### Material ###
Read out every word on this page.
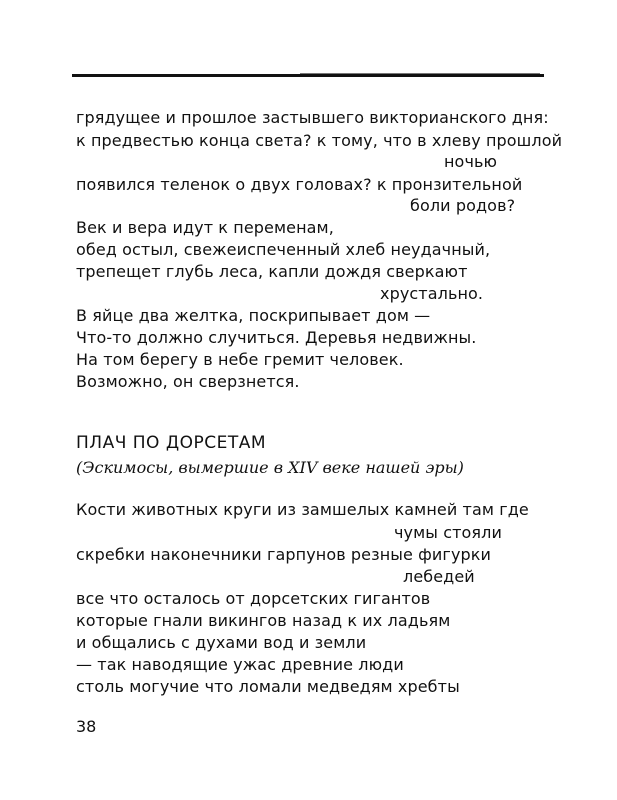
грядущее и прошлое застывшего викторианского дня:
к предвестью конца света? к тому, что в хлеву прошлой
ночью
появился теленок о двух головах? к пронзительной
боли родов?
Век и вера идут к переменам,
обед остыл, свежеиспеченный хлеб неудачный,
трепещет глубь леса, капли дождя сверкают
хрустально.
В яйце два желтка, поскрипывает дом —
Что-то должно случиться. Деревья недвижны.
На том берегу в небе гремит человек.
Возможно, он сверзнется.
ПЛАЧ ПО ДОРСЕТАМ
(Эскимосы, вымершие в XIV веке нашей эры)
Кости животных круги из замшелых камней там где
чумы стояли
скребки наконечники гарпунов резные фигурки
лебедей
все что осталось от дорсетских гигантов
которые гнали викингов назад к их ладьям
и общались с духами вод и земли
— так наводящие ужас древние люди
столь могучие что ломали медведям хребты
38
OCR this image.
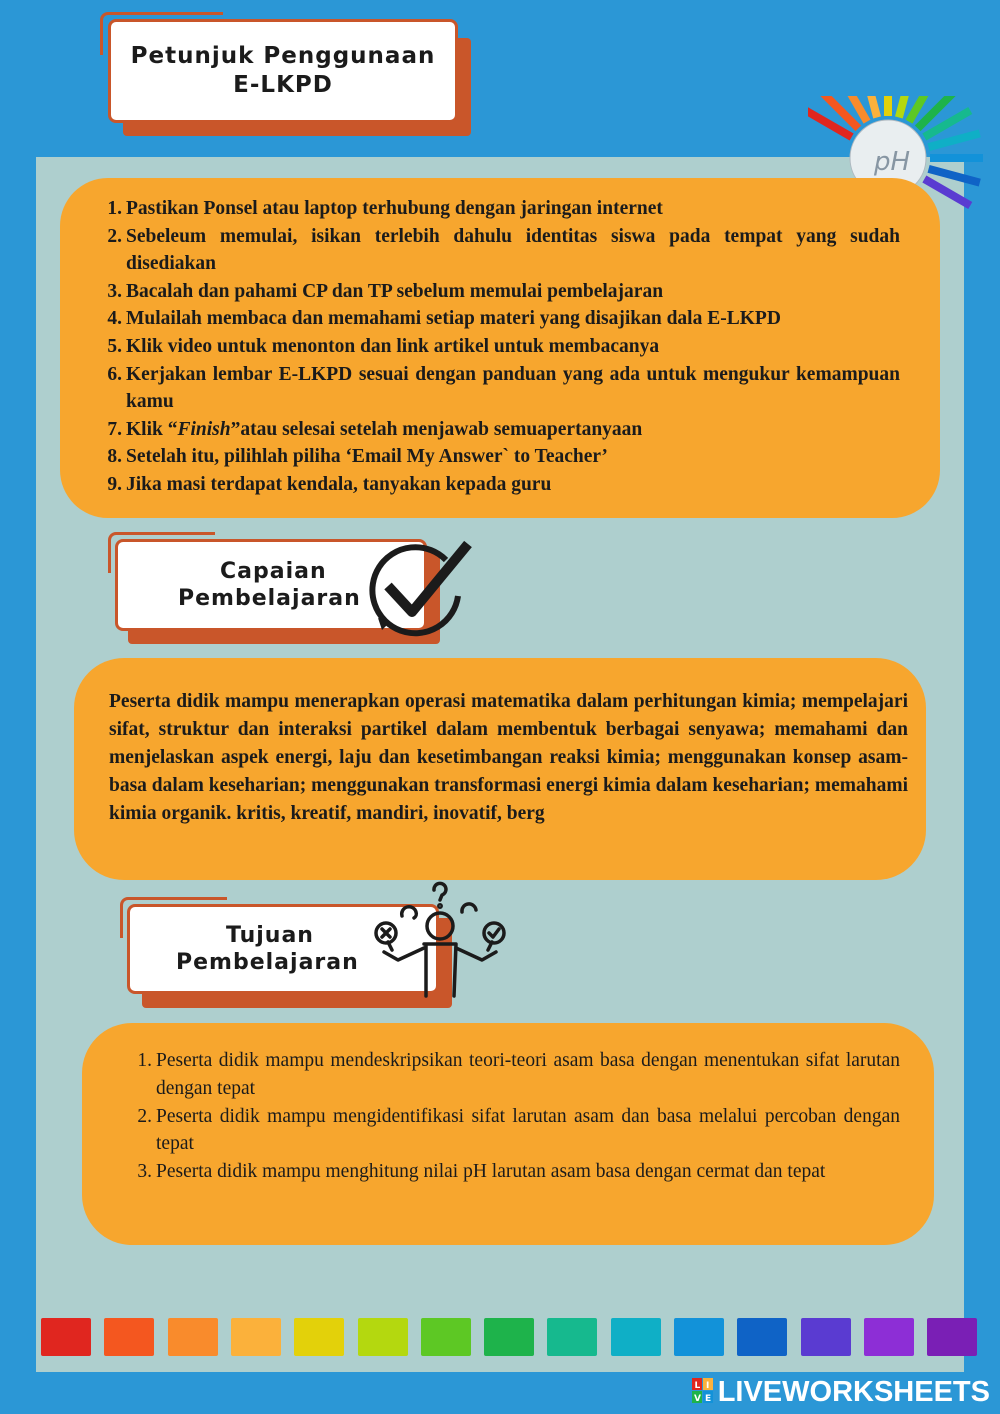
pH
Petunjuk Penggunaan
E-LKPD
1. Pastikan Ponsel atau laptop terhubung dengan jaringan internet
2. Sebeleum memulai, isikan terlebih dahulu identitas siswa pada tempat yang sudah disediakan
3. Bacalah dan pahami CP dan TP sebelum memulai pembelajaran
4. Mulailah membaca dan memahami setiap materi yang disajikan dala E-LKPD
5. Klik video untuk menonton dan link artikel untuk membacanya
6. Kerjakan lembar E-LKPD sesuai dengan panduan yang ada untuk mengukur kemampuan kamu
7. Klik “Finish”atau selesai setelah menjawab semuapertanyaan
8. Setelah itu, pilihlah piliha ‘Email My Answer` to Teacher’
9. Jika masi terdapat kendala, tanyakan kepada guru
Capaian
Pembelajaran

Peserta didik mampu menerapkan operasi matematika dalam perhitungan kimia; mempelajari sifat, struktur dan interaksi partikel dalam membentuk berbagai senyawa; memahami dan menjelaskan aspek energi, laju dan kesetimbangan reaksi kimia; menggunakan konsep asam-basa dalam keseharian; menggunakan transformasi energi kimia dalam keseharian; memahami kimia organik. kritis, kreatif, mandiri, inovatif, berg

Tujuan
Pembelajaran
1. Peserta didik mampu mendeskripsikan teori-teori asam basa dengan menentukan sifat larutan dengan tepat
2. Peserta didik mampu mengidentifikasi sifat larutan asam dan basa melalui percoban dengan tepat
3. Peserta didik mampu menghitung nilai pH larutan asam basa dengan cermat dan tepat
L I
V E LIVEWORKSHEETS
###
Aim — Where a line above includes "dengan", copy that line.

Solution to the problem —
1. Pastikan Ponsel atau laptop terhubung dengan jaringan internet
6. Kerjakan lembar E-LKPD sesuai dengan panduan yang ada untuk mengukur kemampuan kamu
1. Peserta didik mampu mendeskripsikan teori-teori asam basa dengan menentukan sifat larutan dengan tepat
2. Peserta didik mampu mengidentifikasi sifat larutan asam dan basa melalui percoban dengan tepat
3. Peserta didik mampu menghitung nilai pH larutan asam basa dengan cermat dan tepat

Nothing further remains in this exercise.